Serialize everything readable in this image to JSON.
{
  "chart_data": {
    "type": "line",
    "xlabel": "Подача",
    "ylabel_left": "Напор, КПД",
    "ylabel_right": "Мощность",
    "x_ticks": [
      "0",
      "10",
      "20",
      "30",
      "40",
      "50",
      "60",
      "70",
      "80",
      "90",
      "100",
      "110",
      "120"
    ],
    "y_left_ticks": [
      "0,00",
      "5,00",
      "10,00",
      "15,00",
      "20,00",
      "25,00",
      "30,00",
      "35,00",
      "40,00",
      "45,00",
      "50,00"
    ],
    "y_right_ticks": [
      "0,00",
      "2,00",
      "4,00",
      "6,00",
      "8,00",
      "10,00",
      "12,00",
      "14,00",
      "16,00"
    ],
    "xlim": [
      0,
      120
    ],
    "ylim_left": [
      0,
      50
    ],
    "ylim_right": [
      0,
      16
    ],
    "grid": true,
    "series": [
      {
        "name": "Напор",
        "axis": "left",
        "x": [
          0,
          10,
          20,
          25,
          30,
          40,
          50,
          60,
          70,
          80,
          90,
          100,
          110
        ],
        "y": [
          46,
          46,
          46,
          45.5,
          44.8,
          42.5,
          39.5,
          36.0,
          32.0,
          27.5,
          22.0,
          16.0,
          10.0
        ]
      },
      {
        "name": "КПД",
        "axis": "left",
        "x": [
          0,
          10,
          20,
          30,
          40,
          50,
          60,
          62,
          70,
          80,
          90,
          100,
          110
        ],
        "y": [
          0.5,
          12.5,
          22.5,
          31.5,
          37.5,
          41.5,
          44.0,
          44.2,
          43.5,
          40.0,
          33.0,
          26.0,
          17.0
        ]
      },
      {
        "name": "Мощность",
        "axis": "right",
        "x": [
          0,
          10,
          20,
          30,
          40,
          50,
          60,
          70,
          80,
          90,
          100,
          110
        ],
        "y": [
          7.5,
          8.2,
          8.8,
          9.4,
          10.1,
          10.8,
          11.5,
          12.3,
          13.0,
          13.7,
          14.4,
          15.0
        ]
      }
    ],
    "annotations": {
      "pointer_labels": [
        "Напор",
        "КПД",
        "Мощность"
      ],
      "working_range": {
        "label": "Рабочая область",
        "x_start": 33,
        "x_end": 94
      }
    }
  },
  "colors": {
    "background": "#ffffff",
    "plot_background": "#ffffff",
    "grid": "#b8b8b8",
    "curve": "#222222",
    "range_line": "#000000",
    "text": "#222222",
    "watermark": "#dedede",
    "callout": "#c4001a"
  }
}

------------------------------

■ Stated exercise: Indicate how many lines of the material contain the string "Напор", giving the number and nothing more.

■ Exercise response: 3